# Direction:
Take every line that has the string "dSTEC" and copy it out.

Records excerpted from a collection

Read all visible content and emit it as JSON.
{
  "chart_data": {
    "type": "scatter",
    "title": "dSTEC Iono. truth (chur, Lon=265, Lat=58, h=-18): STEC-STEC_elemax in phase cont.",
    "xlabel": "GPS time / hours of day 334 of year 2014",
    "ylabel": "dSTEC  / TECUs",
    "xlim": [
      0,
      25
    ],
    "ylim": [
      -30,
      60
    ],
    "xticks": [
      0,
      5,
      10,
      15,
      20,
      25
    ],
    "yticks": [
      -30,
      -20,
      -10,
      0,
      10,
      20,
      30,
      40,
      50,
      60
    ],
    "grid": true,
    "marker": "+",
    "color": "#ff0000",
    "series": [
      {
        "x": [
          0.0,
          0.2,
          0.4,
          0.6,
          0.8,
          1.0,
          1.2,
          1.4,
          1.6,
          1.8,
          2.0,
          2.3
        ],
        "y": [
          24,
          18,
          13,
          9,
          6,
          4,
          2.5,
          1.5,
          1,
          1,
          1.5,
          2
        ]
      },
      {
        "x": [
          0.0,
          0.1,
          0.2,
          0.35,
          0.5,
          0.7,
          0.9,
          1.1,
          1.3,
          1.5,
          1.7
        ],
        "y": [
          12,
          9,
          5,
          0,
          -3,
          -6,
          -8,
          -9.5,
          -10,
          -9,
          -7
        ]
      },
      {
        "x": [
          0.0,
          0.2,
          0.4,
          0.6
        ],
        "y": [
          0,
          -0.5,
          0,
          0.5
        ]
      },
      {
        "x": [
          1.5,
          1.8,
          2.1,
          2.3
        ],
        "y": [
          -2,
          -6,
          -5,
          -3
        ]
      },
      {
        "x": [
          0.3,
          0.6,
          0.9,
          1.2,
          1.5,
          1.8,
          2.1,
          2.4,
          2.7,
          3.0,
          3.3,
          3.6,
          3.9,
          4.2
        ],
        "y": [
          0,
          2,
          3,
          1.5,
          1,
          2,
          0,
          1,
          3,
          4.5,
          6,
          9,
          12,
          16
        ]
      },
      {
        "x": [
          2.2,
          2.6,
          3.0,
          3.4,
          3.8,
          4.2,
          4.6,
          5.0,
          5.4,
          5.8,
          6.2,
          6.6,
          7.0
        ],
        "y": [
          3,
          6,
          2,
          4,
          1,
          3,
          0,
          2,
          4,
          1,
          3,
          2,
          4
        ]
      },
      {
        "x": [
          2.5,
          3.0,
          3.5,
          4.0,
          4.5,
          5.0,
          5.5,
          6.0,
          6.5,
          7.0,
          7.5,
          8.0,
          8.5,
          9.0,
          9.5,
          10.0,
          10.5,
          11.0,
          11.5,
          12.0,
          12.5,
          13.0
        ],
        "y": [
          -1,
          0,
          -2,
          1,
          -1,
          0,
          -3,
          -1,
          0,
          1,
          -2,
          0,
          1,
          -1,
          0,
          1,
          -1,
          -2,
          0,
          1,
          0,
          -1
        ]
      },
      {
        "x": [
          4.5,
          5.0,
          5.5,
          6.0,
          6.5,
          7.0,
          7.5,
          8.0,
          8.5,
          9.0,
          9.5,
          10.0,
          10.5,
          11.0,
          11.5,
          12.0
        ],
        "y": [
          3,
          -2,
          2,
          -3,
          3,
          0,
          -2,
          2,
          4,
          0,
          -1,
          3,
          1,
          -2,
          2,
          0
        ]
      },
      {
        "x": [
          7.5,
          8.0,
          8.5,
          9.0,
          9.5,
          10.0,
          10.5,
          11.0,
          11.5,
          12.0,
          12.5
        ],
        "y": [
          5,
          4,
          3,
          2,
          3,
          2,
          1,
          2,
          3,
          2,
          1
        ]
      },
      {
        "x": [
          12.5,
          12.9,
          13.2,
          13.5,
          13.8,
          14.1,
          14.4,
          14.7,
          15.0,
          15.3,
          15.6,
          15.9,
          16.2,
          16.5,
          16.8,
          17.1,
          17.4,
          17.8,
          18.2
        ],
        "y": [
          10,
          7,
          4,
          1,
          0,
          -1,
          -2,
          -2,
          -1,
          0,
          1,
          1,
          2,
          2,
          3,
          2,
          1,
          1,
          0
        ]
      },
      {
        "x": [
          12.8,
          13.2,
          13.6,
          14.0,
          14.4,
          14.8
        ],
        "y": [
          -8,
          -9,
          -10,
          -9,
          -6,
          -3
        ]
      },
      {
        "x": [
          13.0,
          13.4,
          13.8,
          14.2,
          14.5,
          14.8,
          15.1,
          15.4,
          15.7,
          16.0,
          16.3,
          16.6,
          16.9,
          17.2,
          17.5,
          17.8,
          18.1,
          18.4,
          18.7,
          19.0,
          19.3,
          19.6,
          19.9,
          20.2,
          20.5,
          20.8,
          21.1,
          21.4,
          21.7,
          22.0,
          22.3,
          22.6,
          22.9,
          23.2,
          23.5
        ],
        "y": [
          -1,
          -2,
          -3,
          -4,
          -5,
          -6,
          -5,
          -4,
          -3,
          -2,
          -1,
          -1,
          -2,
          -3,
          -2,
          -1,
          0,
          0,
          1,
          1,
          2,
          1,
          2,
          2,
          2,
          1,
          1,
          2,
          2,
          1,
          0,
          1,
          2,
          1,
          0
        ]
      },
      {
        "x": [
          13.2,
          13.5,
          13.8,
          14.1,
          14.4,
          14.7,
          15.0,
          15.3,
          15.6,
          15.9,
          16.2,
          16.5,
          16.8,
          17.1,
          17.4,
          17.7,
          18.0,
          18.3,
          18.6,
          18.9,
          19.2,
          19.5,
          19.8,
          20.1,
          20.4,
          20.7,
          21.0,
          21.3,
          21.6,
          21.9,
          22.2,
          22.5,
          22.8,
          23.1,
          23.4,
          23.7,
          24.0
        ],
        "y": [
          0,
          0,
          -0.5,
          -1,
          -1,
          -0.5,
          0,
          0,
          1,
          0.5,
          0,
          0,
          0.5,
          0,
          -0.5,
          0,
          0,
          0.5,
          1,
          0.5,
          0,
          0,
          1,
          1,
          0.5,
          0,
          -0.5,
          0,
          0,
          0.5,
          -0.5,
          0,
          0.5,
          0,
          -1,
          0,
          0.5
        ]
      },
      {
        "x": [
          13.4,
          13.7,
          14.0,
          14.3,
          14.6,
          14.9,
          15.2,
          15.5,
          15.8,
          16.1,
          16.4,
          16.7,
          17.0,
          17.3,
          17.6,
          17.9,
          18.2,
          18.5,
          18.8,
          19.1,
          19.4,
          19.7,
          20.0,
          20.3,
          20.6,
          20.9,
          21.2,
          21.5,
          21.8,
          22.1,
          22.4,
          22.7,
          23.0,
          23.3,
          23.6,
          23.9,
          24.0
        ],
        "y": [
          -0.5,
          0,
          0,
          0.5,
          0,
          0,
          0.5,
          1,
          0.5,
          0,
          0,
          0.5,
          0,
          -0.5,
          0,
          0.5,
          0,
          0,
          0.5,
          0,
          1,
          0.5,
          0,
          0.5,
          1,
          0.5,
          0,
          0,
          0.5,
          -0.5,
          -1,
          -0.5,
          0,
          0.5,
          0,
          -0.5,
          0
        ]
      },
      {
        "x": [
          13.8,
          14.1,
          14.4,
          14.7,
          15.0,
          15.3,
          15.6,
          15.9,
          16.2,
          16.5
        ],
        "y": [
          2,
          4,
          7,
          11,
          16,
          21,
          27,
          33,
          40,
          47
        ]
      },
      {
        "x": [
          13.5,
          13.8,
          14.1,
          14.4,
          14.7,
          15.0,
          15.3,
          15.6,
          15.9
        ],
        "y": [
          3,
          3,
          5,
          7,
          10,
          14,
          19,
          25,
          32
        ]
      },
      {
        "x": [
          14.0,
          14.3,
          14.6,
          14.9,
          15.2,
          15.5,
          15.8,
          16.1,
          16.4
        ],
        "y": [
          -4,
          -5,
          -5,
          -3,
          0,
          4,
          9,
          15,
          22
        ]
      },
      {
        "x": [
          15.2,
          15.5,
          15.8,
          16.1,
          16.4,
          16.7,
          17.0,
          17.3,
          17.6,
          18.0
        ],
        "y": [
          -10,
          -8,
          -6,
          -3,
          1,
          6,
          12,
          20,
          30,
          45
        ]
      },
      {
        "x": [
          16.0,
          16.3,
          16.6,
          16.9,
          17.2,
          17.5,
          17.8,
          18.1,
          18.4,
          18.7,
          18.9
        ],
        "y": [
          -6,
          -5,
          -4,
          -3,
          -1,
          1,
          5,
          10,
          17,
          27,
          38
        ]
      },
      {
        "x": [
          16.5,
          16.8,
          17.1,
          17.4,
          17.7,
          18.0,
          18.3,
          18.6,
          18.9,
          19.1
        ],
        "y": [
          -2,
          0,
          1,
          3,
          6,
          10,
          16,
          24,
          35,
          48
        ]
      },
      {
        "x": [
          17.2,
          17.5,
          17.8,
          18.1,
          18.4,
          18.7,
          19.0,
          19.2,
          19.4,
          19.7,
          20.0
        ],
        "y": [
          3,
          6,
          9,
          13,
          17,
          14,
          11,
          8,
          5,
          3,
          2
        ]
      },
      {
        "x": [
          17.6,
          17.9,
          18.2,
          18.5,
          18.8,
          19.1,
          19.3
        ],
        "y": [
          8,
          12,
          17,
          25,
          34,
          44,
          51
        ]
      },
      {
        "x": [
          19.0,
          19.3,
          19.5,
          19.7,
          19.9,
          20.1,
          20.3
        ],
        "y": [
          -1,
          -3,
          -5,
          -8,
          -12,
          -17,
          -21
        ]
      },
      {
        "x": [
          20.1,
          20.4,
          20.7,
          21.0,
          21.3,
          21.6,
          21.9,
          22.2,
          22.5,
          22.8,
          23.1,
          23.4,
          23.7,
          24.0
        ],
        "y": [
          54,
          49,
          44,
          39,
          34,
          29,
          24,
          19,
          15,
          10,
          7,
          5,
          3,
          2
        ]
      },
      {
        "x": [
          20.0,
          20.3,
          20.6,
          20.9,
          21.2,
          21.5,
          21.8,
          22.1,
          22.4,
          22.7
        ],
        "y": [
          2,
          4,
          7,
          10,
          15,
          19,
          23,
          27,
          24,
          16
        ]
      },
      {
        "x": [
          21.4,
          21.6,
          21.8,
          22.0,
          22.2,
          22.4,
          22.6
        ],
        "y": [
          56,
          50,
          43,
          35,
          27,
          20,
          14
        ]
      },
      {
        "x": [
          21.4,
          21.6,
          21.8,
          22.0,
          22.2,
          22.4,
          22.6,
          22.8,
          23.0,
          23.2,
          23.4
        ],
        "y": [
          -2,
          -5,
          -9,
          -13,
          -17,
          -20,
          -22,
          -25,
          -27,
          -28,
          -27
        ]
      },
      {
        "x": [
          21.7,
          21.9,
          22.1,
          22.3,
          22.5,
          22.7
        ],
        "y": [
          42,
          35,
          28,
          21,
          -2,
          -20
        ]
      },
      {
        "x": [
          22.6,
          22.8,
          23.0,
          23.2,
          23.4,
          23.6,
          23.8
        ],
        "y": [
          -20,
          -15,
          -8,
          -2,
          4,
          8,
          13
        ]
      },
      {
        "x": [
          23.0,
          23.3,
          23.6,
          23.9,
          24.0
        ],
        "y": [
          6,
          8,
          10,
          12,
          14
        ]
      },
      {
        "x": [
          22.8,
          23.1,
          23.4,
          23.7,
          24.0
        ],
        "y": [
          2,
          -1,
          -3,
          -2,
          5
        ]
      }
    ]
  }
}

# Solution to the exercise:
    "title": "dSTEC Iono. truth (chur, Lon=265, Lat=58, h=-18): STEC-STEC_elemax in phase cont.",
    "ylabel": "dSTEC  / TECUs",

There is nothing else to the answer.